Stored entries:
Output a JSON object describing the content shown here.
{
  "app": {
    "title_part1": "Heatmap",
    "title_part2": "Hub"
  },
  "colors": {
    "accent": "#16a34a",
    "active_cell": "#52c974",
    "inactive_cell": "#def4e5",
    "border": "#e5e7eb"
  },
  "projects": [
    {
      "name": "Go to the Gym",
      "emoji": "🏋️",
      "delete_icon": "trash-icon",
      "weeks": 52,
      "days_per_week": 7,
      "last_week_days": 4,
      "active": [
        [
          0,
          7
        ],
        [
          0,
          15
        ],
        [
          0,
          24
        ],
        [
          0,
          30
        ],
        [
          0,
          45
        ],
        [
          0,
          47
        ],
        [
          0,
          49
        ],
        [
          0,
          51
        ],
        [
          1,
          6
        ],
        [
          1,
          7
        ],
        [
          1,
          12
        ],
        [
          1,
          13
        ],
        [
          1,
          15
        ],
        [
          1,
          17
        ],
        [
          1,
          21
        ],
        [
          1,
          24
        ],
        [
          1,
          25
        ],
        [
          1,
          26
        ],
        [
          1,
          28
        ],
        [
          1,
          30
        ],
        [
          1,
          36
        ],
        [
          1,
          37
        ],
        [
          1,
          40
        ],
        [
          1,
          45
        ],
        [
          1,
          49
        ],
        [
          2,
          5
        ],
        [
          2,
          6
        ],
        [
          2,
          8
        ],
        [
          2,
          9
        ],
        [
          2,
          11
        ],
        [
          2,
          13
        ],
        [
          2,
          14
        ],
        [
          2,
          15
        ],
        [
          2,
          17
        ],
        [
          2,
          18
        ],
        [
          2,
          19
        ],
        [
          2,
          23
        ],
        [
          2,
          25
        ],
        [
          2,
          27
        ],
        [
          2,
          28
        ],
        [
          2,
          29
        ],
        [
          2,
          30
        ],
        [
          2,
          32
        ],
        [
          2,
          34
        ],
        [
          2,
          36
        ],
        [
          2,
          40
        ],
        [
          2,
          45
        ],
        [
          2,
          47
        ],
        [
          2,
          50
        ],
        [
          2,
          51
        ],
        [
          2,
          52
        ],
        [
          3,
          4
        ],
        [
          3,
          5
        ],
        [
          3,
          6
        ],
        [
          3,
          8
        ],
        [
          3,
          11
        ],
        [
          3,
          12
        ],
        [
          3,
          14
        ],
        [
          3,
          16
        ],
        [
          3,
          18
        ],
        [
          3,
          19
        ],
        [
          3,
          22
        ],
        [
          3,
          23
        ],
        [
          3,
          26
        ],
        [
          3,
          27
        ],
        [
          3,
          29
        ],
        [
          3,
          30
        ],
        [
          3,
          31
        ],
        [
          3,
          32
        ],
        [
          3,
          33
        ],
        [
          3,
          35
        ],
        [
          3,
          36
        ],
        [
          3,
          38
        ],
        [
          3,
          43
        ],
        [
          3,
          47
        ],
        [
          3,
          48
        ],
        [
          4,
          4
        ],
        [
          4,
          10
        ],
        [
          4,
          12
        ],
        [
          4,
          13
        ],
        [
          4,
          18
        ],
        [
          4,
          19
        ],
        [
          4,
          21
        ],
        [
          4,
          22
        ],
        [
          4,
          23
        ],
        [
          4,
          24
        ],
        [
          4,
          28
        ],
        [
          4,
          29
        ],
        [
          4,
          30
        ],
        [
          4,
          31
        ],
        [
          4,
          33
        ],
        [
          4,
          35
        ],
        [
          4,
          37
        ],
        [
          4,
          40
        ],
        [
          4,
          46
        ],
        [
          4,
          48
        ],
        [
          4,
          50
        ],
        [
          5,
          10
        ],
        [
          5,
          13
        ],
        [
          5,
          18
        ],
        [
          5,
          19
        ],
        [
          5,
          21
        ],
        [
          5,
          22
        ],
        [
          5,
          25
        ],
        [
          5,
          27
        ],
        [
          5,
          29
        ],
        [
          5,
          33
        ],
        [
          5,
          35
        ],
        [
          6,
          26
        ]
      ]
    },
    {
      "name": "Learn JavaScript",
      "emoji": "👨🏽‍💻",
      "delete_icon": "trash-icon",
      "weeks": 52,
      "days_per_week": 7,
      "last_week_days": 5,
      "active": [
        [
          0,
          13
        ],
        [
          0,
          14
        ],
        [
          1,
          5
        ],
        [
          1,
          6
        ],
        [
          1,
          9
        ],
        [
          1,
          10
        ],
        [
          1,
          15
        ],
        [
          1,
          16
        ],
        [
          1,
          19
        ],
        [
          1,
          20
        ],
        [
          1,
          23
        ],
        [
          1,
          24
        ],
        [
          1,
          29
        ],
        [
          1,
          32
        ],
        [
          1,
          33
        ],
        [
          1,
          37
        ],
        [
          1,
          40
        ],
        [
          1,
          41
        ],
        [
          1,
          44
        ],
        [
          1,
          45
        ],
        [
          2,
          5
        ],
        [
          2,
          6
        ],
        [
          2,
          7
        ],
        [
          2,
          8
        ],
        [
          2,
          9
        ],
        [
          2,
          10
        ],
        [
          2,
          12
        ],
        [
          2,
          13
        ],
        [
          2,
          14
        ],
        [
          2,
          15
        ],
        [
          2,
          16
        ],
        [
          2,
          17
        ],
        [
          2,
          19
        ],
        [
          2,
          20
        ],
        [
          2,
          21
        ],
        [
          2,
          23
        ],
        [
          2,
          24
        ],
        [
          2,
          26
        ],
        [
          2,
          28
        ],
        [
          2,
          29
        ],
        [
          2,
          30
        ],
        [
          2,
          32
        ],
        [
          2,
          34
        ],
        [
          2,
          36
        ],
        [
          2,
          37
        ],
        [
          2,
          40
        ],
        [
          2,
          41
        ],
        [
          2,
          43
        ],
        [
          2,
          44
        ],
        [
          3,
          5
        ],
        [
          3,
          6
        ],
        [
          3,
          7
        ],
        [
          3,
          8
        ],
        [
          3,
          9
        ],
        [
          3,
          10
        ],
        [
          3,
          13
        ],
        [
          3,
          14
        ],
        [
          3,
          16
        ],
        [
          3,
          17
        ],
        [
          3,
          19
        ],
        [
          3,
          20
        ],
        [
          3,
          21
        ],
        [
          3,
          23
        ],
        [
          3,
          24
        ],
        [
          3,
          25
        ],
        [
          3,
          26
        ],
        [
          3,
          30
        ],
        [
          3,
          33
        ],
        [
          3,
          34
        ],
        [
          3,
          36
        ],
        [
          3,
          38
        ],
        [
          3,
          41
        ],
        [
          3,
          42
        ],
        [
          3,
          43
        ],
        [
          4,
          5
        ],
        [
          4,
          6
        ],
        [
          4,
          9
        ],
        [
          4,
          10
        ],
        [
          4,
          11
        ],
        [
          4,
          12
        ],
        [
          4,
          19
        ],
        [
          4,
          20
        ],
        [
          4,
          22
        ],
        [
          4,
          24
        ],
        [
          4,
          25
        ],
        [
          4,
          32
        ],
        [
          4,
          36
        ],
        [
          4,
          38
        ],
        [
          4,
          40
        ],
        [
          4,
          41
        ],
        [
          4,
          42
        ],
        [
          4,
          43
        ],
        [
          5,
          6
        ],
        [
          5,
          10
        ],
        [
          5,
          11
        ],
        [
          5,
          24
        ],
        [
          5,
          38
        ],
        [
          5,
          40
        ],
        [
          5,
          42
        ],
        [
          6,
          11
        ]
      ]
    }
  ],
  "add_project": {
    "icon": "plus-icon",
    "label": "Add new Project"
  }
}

(Problem description) Copy every record above exactly as it appears.

(Task result)
Output a JSON object describing the content shown here.
{
  "app": {
    "title_part1": "Heatmap",
    "title_part2": "Hub"
  },
  "colors": {
    "accent": "#16a34a",
    "active_cell": "#52c974",
    "inactive_cell": "#def4e5",
    "border": "#e5e7eb"
  },
  "projects": [
    {
      "name": "Go to the Gym",
      "emoji": "🏋️",
      "delete_icon": "trash-icon",
      "weeks": 52,
      "days_per_week": 7,
      "last_week_days": 4,
      "active": [
        [
          0,
          7
        ],
        [
          0,
          15
        ],
        [
          0,
          24
        ],
        [
          0,
          30
        ],
        [
          0,
          45
        ],
        [
          0,
          47
        ],
        [
          0,
          49
        ],
        [
          0,
          51
        ],
        [
          1,
          6
        ],
        [
          1,
          7
        ],
        [
          1,
          12
        ],
        [
          1,
          13
        ],
        [
          1,
          15
        ],
        [
          1,
          17
        ],
        [
          1,
          21
        ],
        [
          1,
          24
        ],
        [
          1,
          25
        ],
        [
          1,
          26
        ],
        [
          1,
          28
        ],
        [
          1,
          30
        ],
        [
          1,
          36
        ],
        [
          1,
          37
        ],
        [
          1,
          40
        ],
        [
          1,
          45
        ],
        [
          1,
          49
        ],
        [
          2,
          5
        ],
        [
          2,
          6
        ],
        [
          2,
          8
        ],
        [
          2,
          9
        ],
        [
          2,
          11
        ],
        [
          2,
          13
        ],
        [
          2,
          14
        ],
        [
          2,
          15
        ],
        [
          2,
          17
        ],
        [
          2,
          18
        ],
        [
          2,
          19
        ],
        [
          2,
          23
        ],
        [
          2,
          25
        ],
        [
          2,
          27
        ],
        [
          2,
          28
        ],
        [
          2,
          29
        ],
        [
          2,
          30
        ],
        [
          2,
          32
        ],
        [
          2,
          34
        ],
        [
          2,
          36
        ],
        [
          2,
          40
        ],
        [
          2,
          45
        ],
        [
          2,
          47
        ],
        [
          2,
          50
        ],
        [
          2,
          51
        ],
        [
          2,
          52
        ],
        [
          3,
          4
        ],
        [
          3,
          5
        ],
        [
          3,
          6
        ],
        [
          3,
          8
        ],
        [
          3,
          11
        ],
        [
          3,
          12
        ],
        [
          3,
          14
        ],
        [
          3,
          16
        ],
        [
          3,
          18
        ],
        [
          3,
          19
        ],
        [
          3,
          22
        ],
        [
          3,
          23
        ],
        [
          3,
          26
        ],
        [
          3,
          27
        ],
        [
          3,
          29
        ],
        [
          3,
          30
        ],
        [
          3,
          31
        ],
        [
          3,
          32
        ],
        [
          3,
          33
        ],
        [
          3,
          35
        ],
        [
          3,
          36
        ],
        [
          3,
          38
        ],
        [
          3,
          43
        ],
        [
          3,
          47
        ],
        [
          3,
          48
        ],
        [
          4,
          4
        ],
        [
          4,
          10
        ],
        [
          4,
          12
        ],
        [
          4,
          13
        ],
        [
          4,
          18
        ],
        [
          4,
          19
        ],
        [
          4,
          21
        ],
        [
          4,
          22
        ],
        [
          4,
          23
        ],
        [
          4,
          24
        ],
        [
          4,
          28
        ],
        [
          4,
          29
        ],
        [
          4,
          30
        ],
        [
          4,
          31
        ],
        [
          4,
          33
        ],
        [
          4,
          35
        ],
        [
          4,
          37
        ],
        [
          4,
          40
        ],
        [
          4,
          46
        ],
        [
          4,
          48
        ],
        [
          4,
          50
        ],
        [
          5,
          10
        ],
        [
          5,
          13
        ],
        [
          5,
          18
        ],
        [
          5,
          19
        ],
        [
          5,
          21
        ],
        [
          5,
          22
        ],
        [
          5,
          25
        ],
        [
          5,
          27
        ],
        [
          5,
          29
        ],
        [
          5,
          33
        ],
        [
          5,
          35
        ],
        [
          6,
          26
        ]
      ]
    },
    {
      "name": "Learn JavaScript",
      "emoji": "👨🏽‍💻",
      "delete_icon": "trash-icon",
      "weeks": 52,
      "days_per_week": 7,
      "last_week_days": 5,
      "active": [
        [
          0,
          13
        ],
        [
          0,
          14
        ],
        [
          1,
          5
        ],
        [
          1,
          6
        ],
        [
          1,
          9
        ],
        [
          1,
          10
        ],
        [
          1,
          15
        ],
        [
          1,
          16
        ],
        [
          1,
          19
        ],
        [
          1,
          20
        ],
        [
          1,
          23
        ],
        [
          1,
          24
        ],
        [
          1,
          29
        ],
        [
          1,
          32
        ],
        [
          1,
          33
        ],
        [
          1,
          37
        ],
        [
          1,
          40
        ],
        [
          1,
          41
        ],
        [
          1,
          44
        ],
        [
          1,
          45
        ],
        [
          2,
          5
        ],
        [
          2,
          6
        ],
        [
          2,
          7
        ],
        [
          2,
          8
        ],
        [
          2,
          9
        ],
        [
          2,
          10
        ],
        [
          2,
          12
        ],
        [
          2,
          13
        ],
        [
          2,
          14
        ],
        [
          2,
          15
        ],
        [
          2,
          16
        ],
        [
          2,
          17
        ],
        [
          2,
          19
        ],
        [
          2,
          20
        ],
        [
          2,
          21
        ],
        [
          2,
          23
        ],
        [
          2,
          24
        ],
        [
          2,
          26
        ],
        [
          2,
          28
        ],
        [
          2,
          29
        ],
        [
          2,
          30
        ],
        [
          2,
          32
        ],
        [
          2,
          34
        ],
        [
          2,
          36
        ],
        [
          2,
          37
        ],
        [
          2,
          40
        ],
        [
          2,
          41
        ],
        [
          2,
          43
        ],
        [
          2,
          44
        ],
        [
          3,
          5
        ],
        [
          3,
          6
        ],
        [
          3,
          7
        ],
        [
          3,
          8
        ],
        [
          3,
          9
        ],
        [
          3,
          10
        ],
        [
          3,
          13
        ],
        [
          3,
          14
        ],
        [
          3,
          16
        ],
        [
          3,
          17
        ],
        [
          3,
          19
        ],
        [
          3,
          20
        ],
        [
          3,
          21
        ],
        [
          3,
          23
        ],
        [
          3,
          24
        ],
        [
          3,
          25
        ],
        [
          3,
          26
        ],
        [
          3,
          30
        ],
        [
          3,
          33
        ],
        [
          3,
          34
        ],
        [
          3,
          36
        ],
        [
          3,
          38
        ],
        [
          3,
          41
        ],
        [
          3,
          42
        ],
        [
          3,
          43
        ],
        [
          4,
          5
        ],
        [
          4,
          6
        ],
        [
          4,
          9
        ],
        [
          4,
          10
        ],
        [
          4,
          11
        ],
        [
          4,
          12
        ],
        [
          4,
          19
        ],
        [
          4,
          20
        ],
        [
          4,
          22
        ],
        [
          4,
          24
        ],
        [
          4,
          25
        ],
        [
          4,
          32
        ],
        [
          4,
          36
        ],
        [
          4,
          38
        ],
        [
          4,
          40
        ],
        [
          4,
          41
        ],
        [
          4,
          42
        ],
        [
          4,
          43
        ],
        [
          5,
          6
        ],
        [
          5,
          10
        ],
        [
          5,
          11
        ],
        [
          5,
          24
        ],
        [
          5,
          38
        ],
        [
          5,
          40
        ],
        [
          5,
          42
        ],
        [
          6,
          11
        ]
      ]
    }
  ],
  "add_project": {
    "icon": "plus-icon",
    "label": "Add new Project"
  }
}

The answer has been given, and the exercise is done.